Statistical analyses in football: an interview with the Professor « Untold Arsenal: Arsenal News. Supporting the Lord Wenger; coach of the decade

By Phil Gregory

I was recently fortunate enough to be able to do a short interview with Bill Gerrard, Professor of Sports Management and Finance at Leeds University. Professor Gerrard is heavily involved in the game, having worked with top sides in fields as diverse as squad valuations and performance analysis, while advising the board of an MLS franchise too.

I’ve always been interested in the numbers behind the game, and they consistently surprise and impress me. Whether it’s the 100% pass completion of one Denilson Pereira Neves playing in a side with ten men or the ProZone numbers I saw that showed “lazy” Dimitar Berbatov covered more ground  Carlos Tevez, the numbers allow us to see what we cannot see through TV.   They also allow us to look past our preconceived notions of what is happening (simple prejudices, as every football fan will be all too familiar with in regards to particular players).

Statistical performance analysis is a relatively new concept in football, a sport that has traditionally been fairly slow to take up new ideas. Football is also a fairly tricky sport for performance analysts to get stuck into, typically 12 hours are needed per 90 minutes of footage to dissect and record every action a player makes. With 380 games taking place in the Premier League alone this season, the difficulties are obvious, but even so the availability of the data is far greater than the ability of teams to analyse it. While it’s not a holy grail, and won’t pick the “best” team for the manager it certainly offers insights that will allow them a competitive advantage over closed-minded competitors.

With the England squad only recently announced at the time of the interview, we first discussed the team itself and the difficulties a team game offers someone who sought to rate players by stats.

A sport like baseball is much easier to analyse, a hitter’s performance does not depend on the performance of his team-mates it’s just him versus the pitcher and fielders. In football there is significant inter-dependence of players meaning that raw data often needs to be subjectively considered in the context in which the actions were done.

DATASET SECTION
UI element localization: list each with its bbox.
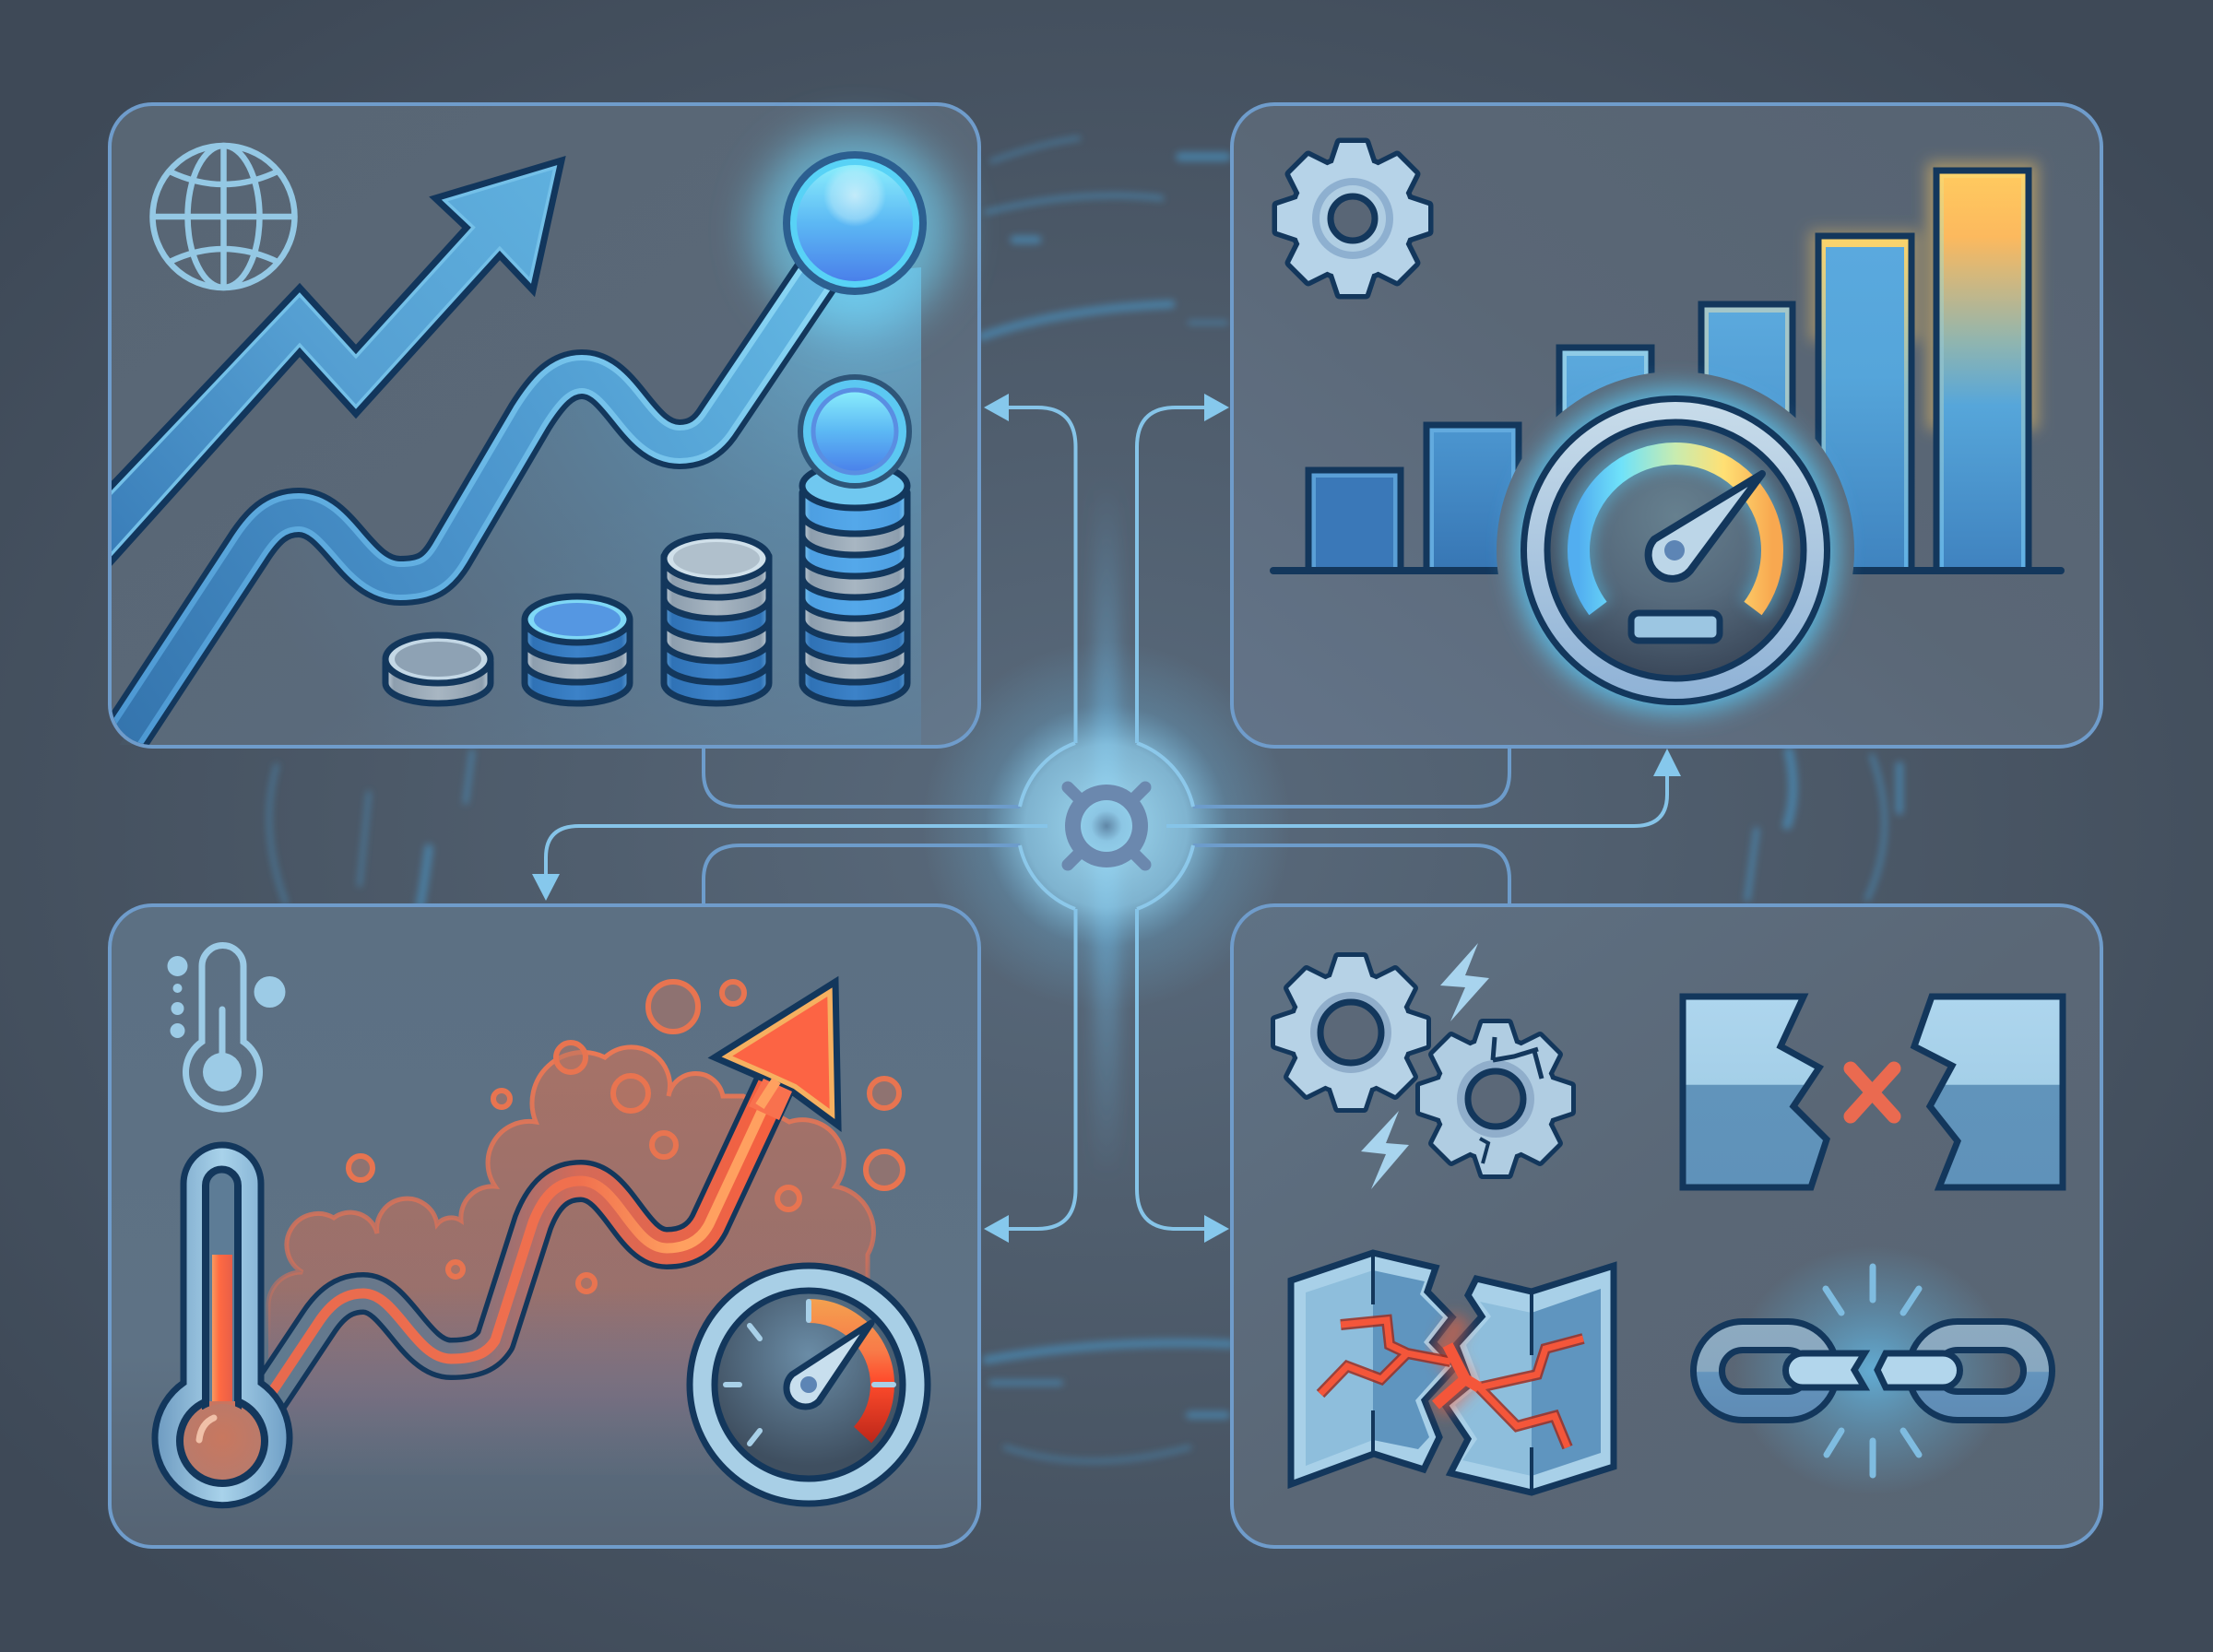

WORK REQUIRED
Say whether each statement agrees with the football statistics article above, answering yes or no and quoting the words from the article that decide it. (a) Analysts typically need about 12 hours to break down 90 minutes of footage. (b) Teams are able to analyze more data than is available to them. (c) A baseball hitter's performance depends on how his team-mates perform.

FULL ANSWER
(a) Yes: "typically 12 hours are needed per 90 minutes of footage"
(b) No: "the availability of the data is far greater than the ability of teams to analyse it"
(c) No: "a hitter’s performance does not depend on the performance of his team-mates"